╭─ Passage
Mr. LYONS. There would be a few sadists who would come forward. Senator HART. It would be interesting to get them identified. Mr. LYONS. In Biblical times, I am sure you know, Senator, public stoning was the method of execution in which all members of the community took part, and it was public, but public executions have gone out of vogue even with the increase in so-called humane ways of executing people. As Warden Duffy pointed out, I don't think there is such a thing as a humane way of putting another man to death. But 17 minutes in the gas chamber is rather gruesome, I think, and I think the people have a right to see that, and the responsibility, which is more important, I believe.

Senator HART. On campus when groups are formed, there is usually controversy attached, the young Socialists, the young Democrats, the young Republicans, and there is always a counterforce that is at work. Did you run into any students who were critical of your effort to mobilize against legalized murder?

Mr. LYONS. Not a one, Senator. There are a few who are for the death penalty, demanding an eye for an eye and a tooth for a tooth, but if that Biblical statute were put into effect we would have many blind, toothless people on the streets. After all, we would have to cut off the hands of those who passed bad checks and we would have to burn down the homes of arsonists, and this cry of an eye for an eye and a tooth for a tooth is only raised in the case of murders. This is something that always puzzled me and I have yet to understand why.

Senator HART. I always thought that eye for eye, tooth for tooth was a harsh rule in a much earlier society. I was told only a few days ago that the eye-for-eye and tooth-for-tooth rule was established to reduce, to control punishment.

Mr. LYONS. It used to be two eyes for one eye or three fingers for one finger, and that was seen as a reform.

Senator HART. Yes, it was a modification, a restraint on the earlier practice of overreaching, as you say.

Mr. LYONS. Exactly.

Senator HART. An eye for an eye and a tooth for a tooth.

Mr. LYONS. Even if we stuck to an eye for an eye and a tooth for a tooth there are many crimes at the State level which involve no loss of life. The Chessman case, I suppose, is the best known example. People still think Chessman killed somebody. He was not convicted of murder. The case of murder never entered the case. There are many crimes which carry the death penalty. For example, in one State the desecration of a grave carries the death penalty. There is obviously no question of taking another life in a case like that, but the death penalty is carried.

Senator HART. What State has that law?
╰─
╭─ Entries
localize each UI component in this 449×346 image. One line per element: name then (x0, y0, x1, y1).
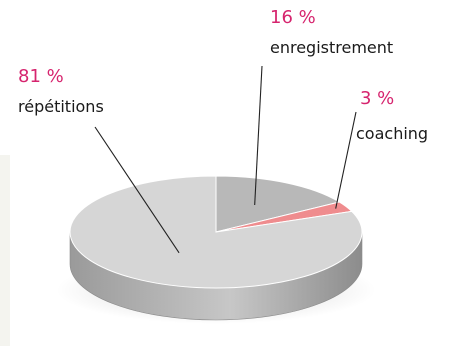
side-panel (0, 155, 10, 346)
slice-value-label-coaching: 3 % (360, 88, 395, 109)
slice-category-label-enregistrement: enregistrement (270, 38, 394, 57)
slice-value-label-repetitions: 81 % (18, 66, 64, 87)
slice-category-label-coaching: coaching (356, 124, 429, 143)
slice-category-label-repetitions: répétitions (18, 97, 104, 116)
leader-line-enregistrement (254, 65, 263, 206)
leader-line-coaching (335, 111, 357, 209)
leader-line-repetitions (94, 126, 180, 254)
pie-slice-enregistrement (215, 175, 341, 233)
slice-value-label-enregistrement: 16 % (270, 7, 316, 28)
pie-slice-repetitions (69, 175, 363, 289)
╰─
=== Aim 1 ===
From the hearing transcript, extract the stretch from "Senator HART. I always" through "Mr. LYONS. Exactly.".
=== Aim 2 ===
Sum up the hearing transcript in two sentences.

=== Exercise solution 1 ===
Senator HART. I always thought that eye for eye, tooth for tooth was a harsh rule in a much earlier society. I was told only a few days ago that the eye-for-eye and tooth-for-tooth rule was established to reduce, to control punishment.

Mr. LYONS. It used to be two eyes for one eye or three fingers for one finger, and that was seen as a reform.

Senator HART. Yes, it was a modification, a restraint on the earlier practice of overreaching, as you say.

Mr. LYONS. Exactly.

=== Exercise solution 2 ===
Mr. Lyons argues that people have a right to see what an execution such as 17 minutes in the gas chamber involves, reports that no students criticized his effort against legalized murder, and says the cry of "an eye for an eye" is raised only in murder cases. After Senator Hart notes that the rule was established to control punishment, Lyons points out that many crimes carrying the death penalty involve no loss of life, citing the Chessman case and the desecration of a grave in one State.